Given request.
Copy the records below exactly as they are written.

Provided data.
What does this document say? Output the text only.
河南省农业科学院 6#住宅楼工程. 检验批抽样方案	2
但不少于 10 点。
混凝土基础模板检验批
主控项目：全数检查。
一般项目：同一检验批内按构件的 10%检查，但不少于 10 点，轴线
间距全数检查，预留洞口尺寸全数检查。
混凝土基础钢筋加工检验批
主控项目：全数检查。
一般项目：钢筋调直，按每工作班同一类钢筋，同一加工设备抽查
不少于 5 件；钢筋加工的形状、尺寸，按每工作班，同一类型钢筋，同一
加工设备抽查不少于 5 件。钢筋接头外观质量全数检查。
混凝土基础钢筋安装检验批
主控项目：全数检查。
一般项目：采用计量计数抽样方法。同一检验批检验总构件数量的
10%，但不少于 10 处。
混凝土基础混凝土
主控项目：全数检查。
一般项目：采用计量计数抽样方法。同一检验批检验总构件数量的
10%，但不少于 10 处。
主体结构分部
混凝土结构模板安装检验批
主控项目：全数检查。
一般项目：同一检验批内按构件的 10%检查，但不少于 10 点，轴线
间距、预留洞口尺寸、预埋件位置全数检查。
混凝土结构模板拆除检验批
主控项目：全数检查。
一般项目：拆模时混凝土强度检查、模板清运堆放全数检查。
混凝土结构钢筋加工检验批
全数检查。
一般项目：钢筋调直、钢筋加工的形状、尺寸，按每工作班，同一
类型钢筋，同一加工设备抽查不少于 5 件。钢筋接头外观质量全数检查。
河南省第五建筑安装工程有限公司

Exercise answer.
What does this document say? Output the text only.
河南省农业科学院 6#住宅楼工程. 检验批抽样方案	2
但不少于 10 点。
混凝土基础模板检验批
主控项目：全数检查。
一般项目：同一检验批内按构件的 10%检查，但不少于 10 点，轴线
间距全数检查，预留洞口尺寸全数检查。
混凝土基础钢筋加工检验批
主控项目：全数检查。
一般项目：钢筋调直，按每工作班同一类钢筋，同一加工设备抽查
不少于 5 件；钢筋加工的形状、尺寸，按每工作班，同一类型钢筋，同一
加工设备抽查不少于 5 件。钢筋接头外观质量全数检查。
混凝土基础钢筋安装检验批
主控项目：全数检查。
一般项目：采用计量计数抽样方法。同一检验批检验总构件数量的
10%，但不少于 10 处。
混凝土基础混凝土
主控项目：全数检查。
一般项目：采用计量计数抽样方法。同一检验批检验总构件数量的
10%，但不少于 10 处。
主体结构分部
混凝土结构模板安装检验批
主控项目：全数检查。
一般项目：同一检验批内按构件的 10%检查，但不少于 10 点，轴线
间距、预留洞口尺寸、预埋件位置全数检查。
混凝土结构模板拆除检验批
主控项目：全数检查。
一般项目：拆模时混凝土强度检查、模板清运堆放全数检查。
混凝土结构钢筋加工检验批
全数检查。
一般项目：钢筋调直、钢筋加工的形状、尺寸，按每工作班，同一
类型钢筋，同一加工设备抽查不少于 5 件。钢筋接头外观质量全数检查。
河南省第五建筑安装工程有限公司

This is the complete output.